**Provided information**
———

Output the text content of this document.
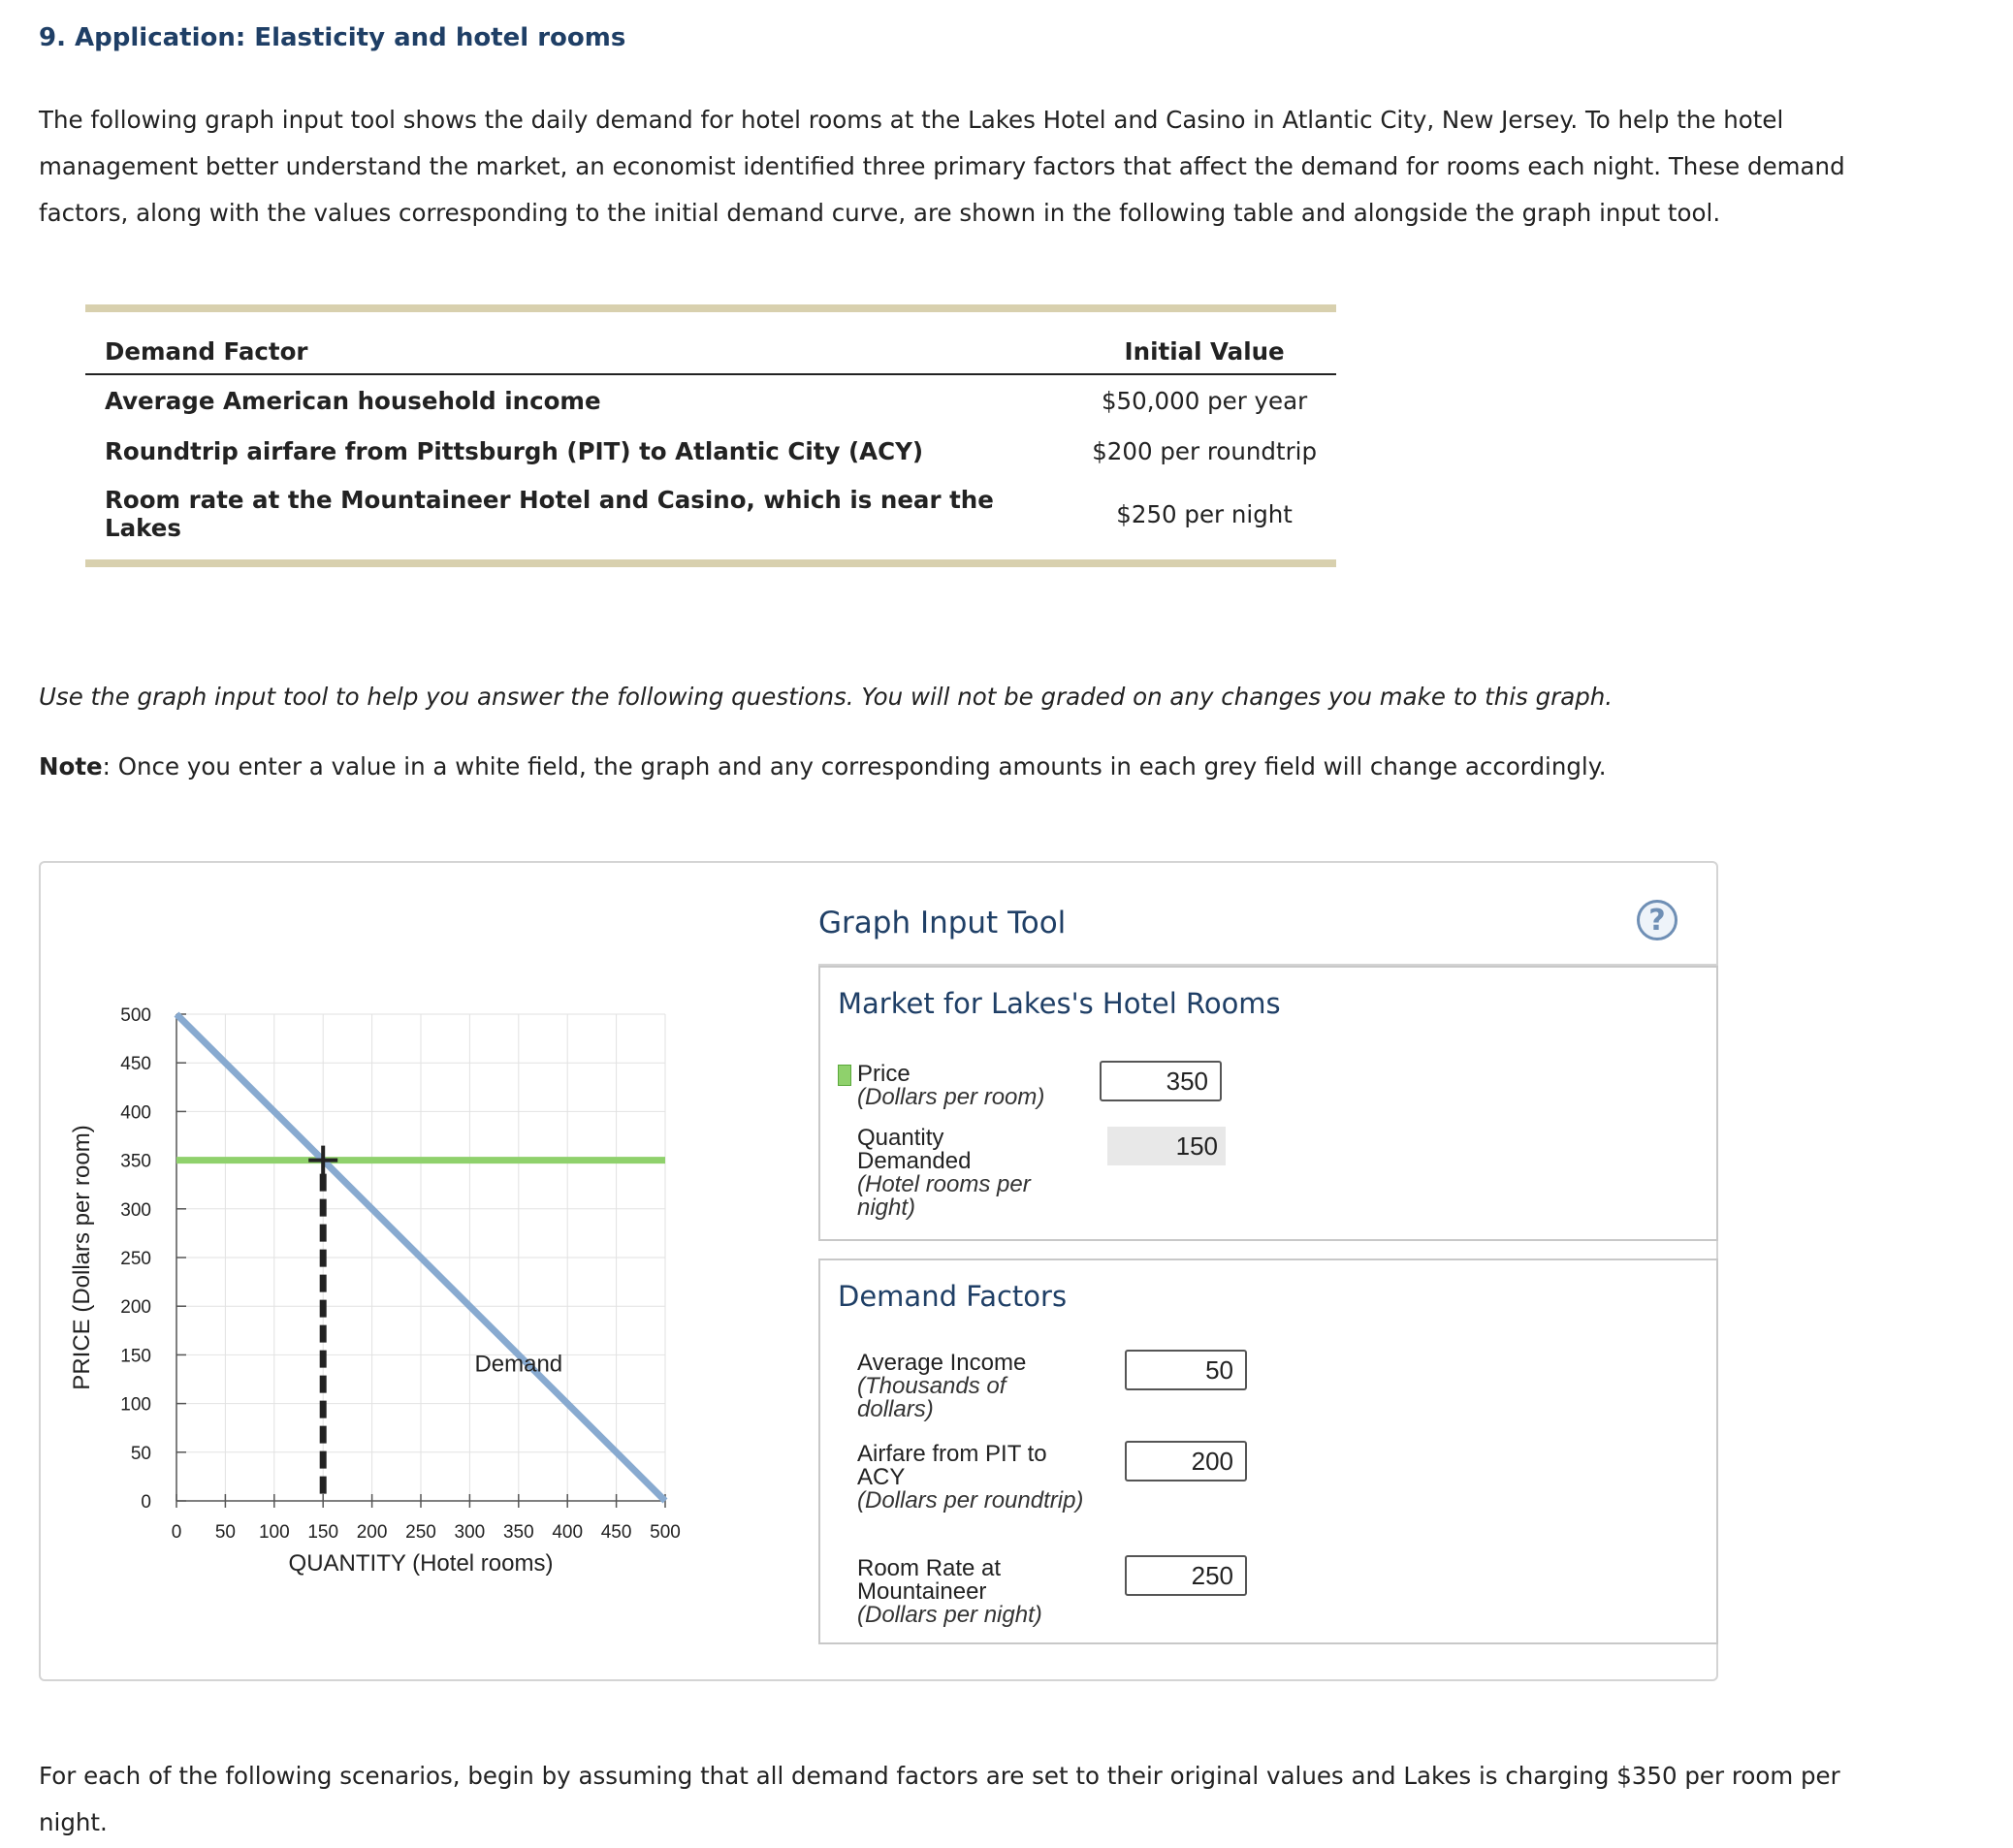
9. Application: Elasticity and hotel rooms
The following graph input tool shows the daily demand for hotel rooms at the Lakes Hotel and Casino in Atlantic City, New Jersey. To help the hotel management better understand the market, an economist identified three primary factors that affect the demand for rooms each night. These demand factors, along with the values corresponding to the initial demand curve, are shown in the following table and alongside the graph input tool.
Demand Factor	Initial Value
Average American household income	$50,000 per year
Roundtrip airfare from Pittsburgh (PIT) to Atlantic City (ACY)	$200 per roundtrip
Room rate at the Mountaineer Hotel and Casino, which is near the Lakes	$250 per night
Use the graph input tool to help you answer the following questions. You will not be graded on any changes you make to this graph.
Note: Once you enter a value in a white field, the graph and any corresponding amounts in each grey field will change accordingly.
0 50 100 150 200 250 300 350 400 450 500
0
50
100
150
200
250
300
350
400
450
500
QUANTITY (Hotel rooms)
PRICE (Dollars per room)	Demand
Graph Input Tool	?
Market for Lakes's Hotel Rooms
Price
(Dollars per room)
350
Quantity Demanded
(Hotel rooms per night)
150
Demand Factors
Average Income
(Thousands of dollars)
50
Airfare from PIT to ACY
(Dollars per roundtrip)
200
Room Rate at Mountaineer
(Dollars per night)
250
For each of the following scenarios, begin by assuming that all demand factors are set to their original values and Lakes is charging $350 per room per night.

———

**Request**
Restate the whole listing above exactly, please, omitting every image.

**Completed task**
Output the text content of this document.
9. Application: Elasticity and hotel rooms
The following graph input tool shows the daily demand for hotel rooms at the Lakes Hotel and Casino in Atlantic City, New Jersey. To help the hotel management better understand the market, an economist identified three primary factors that affect the demand for rooms each night. These demand factors, along with the values corresponding to the initial demand curve, are shown in the following table and alongside the graph input tool.
Demand Factor	Initial Value
Average American household income	$50,000 per year
Roundtrip airfare from Pittsburgh (PIT) to Atlantic City (ACY)	$200 per roundtrip
Room rate at the Mountaineer Hotel and Casino, which is near the Lakes	$250 per night
Use the graph input tool to help you answer the following questions. You will not be graded on any changes you make to this graph.
Note: Once you enter a value in a white field, the graph and any corresponding amounts in each grey field will change accordingly.
0 50 100 150 200 250 300 350 400 450 500
0
50
100
150
200
250
300
350
400
450
500
QUANTITY (Hotel rooms)
PRICE (Dollars per room)	Demand
Graph Input Tool	?
Market for Lakes's Hotel Rooms
Price
(Dollars per room)
350
Quantity Demanded
(Hotel rooms per night)
150
Demand Factors
Average Income
(Thousands of dollars)
50
Airfare from PIT to ACY
(Dollars per roundtrip)
200
Room Rate at Mountaineer
(Dollars per night)
250
For each of the following scenarios, begin by assuming that all demand factors are set to their original values and Lakes is charging $350 per room per night.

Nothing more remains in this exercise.